**Exercise directions:**
Among the lines below, count those with "structured". Give only the number.

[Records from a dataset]
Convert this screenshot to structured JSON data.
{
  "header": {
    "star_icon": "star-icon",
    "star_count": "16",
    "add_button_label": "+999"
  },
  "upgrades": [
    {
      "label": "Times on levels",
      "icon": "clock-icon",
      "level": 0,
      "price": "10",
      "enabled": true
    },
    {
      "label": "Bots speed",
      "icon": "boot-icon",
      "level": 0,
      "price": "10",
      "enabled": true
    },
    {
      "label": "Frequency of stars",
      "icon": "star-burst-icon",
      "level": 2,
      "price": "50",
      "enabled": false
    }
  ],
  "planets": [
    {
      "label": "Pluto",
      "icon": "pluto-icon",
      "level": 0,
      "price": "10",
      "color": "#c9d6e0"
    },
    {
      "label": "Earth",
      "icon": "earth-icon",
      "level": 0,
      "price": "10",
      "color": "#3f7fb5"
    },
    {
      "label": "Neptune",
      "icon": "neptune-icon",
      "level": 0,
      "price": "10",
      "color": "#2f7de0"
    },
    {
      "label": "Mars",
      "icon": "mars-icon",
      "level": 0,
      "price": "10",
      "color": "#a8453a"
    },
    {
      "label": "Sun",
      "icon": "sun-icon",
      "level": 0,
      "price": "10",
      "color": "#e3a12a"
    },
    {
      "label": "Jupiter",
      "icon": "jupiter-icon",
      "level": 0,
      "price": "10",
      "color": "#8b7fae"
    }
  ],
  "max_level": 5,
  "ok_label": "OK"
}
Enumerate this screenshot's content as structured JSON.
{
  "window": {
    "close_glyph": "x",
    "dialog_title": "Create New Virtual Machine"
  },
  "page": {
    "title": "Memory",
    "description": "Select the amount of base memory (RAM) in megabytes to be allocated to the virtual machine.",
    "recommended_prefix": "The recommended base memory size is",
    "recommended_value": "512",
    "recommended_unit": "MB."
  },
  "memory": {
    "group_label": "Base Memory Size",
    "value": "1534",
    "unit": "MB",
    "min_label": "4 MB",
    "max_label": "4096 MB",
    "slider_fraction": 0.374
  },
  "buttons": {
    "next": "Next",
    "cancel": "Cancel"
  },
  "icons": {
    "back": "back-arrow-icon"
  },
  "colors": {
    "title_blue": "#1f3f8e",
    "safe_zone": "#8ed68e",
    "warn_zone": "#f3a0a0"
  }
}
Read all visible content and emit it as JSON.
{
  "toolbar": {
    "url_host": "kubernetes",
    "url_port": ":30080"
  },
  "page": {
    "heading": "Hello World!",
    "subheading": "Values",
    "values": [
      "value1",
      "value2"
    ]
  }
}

**Result of this task:**
2